— WHAT YOU NEED TO DO —
Take the material and output all of it exactly.

— DATA SHOWN —
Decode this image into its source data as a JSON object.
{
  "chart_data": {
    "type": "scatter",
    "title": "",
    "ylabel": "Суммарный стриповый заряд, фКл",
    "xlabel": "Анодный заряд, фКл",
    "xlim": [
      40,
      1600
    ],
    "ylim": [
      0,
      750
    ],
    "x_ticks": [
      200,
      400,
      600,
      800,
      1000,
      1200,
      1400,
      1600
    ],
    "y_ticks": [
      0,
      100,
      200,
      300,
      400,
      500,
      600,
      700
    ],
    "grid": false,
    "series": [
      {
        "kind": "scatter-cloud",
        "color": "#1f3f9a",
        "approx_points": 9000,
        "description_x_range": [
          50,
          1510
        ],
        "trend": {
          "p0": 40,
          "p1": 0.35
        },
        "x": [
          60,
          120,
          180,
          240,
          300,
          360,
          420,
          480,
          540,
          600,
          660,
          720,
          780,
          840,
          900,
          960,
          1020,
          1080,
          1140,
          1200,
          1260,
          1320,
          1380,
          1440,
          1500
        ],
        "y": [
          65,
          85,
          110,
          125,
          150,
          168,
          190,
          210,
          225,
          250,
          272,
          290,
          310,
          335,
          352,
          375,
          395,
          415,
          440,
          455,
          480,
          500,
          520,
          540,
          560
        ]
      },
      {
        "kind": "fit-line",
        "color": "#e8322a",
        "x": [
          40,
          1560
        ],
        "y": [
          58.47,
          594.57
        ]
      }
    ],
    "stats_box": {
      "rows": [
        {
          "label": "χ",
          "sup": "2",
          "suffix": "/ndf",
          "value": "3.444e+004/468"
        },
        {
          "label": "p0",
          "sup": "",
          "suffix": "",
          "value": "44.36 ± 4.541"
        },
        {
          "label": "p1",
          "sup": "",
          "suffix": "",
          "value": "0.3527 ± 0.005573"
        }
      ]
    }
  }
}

— REPLY —
Decode this image into its source data as a JSON object.
{
  "chart_data": {
    "type": "scatter",
    "title": "",
    "ylabel": "Суммарный стриповый заряд, фКл",
    "xlabel": "Анодный заряд, фКл",
    "xlim": [
      40,
      1600
    ],
    "ylim": [
      0,
      750
    ],
    "x_ticks": [
      200,
      400,
      600,
      800,
      1000,
      1200,
      1400,
      1600
    ],
    "y_ticks": [
      0,
      100,
      200,
      300,
      400,
      500,
      600,
      700
    ],
    "grid": false,
    "series": [
      {
        "kind": "scatter-cloud",
        "color": "#1f3f9a",
        "approx_points": 9000,
        "description_x_range": [
          50,
          1510
        ],
        "trend": {
          "p0": 40,
          "p1": 0.35
        },
        "x": [
          60,
          120,
          180,
          240,
          300,
          360,
          420,
          480,
          540,
          600,
          660,
          720,
          780,
          840,
          900,
          960,
          1020,
          1080,
          1140,
          1200,
          1260,
          1320,
          1380,
          1440,
          1500
        ],
        "y": [
          65,
          85,
          110,
          125,
          150,
          168,
          190,
          210,
          225,
          250,
          272,
          290,
          310,
          335,
          352,
          375,
          395,
          415,
          440,
          455,
          480,
          500,
          520,
          540,
          560
        ]
      },
      {
        "kind": "fit-line",
        "color": "#e8322a",
        "x": [
          40,
          1560
        ],
        "y": [
          58.47,
          594.57
        ]
      }
    ],
    "stats_box": {
      "rows": [
        {
          "label": "χ",
          "sup": "2",
          "suffix": "/ndf",
          "value": "3.444e+004/468"
        },
        {
          "label": "p0",
          "sup": "",
          "suffix": "",
          "value": "44.36 ± 4.541"
        },
        {
          "label": "p1",
          "sup": "",
          "suffix": "",
          "value": "0.3527 ± 0.005573"
        }
      ]
    }
  }
}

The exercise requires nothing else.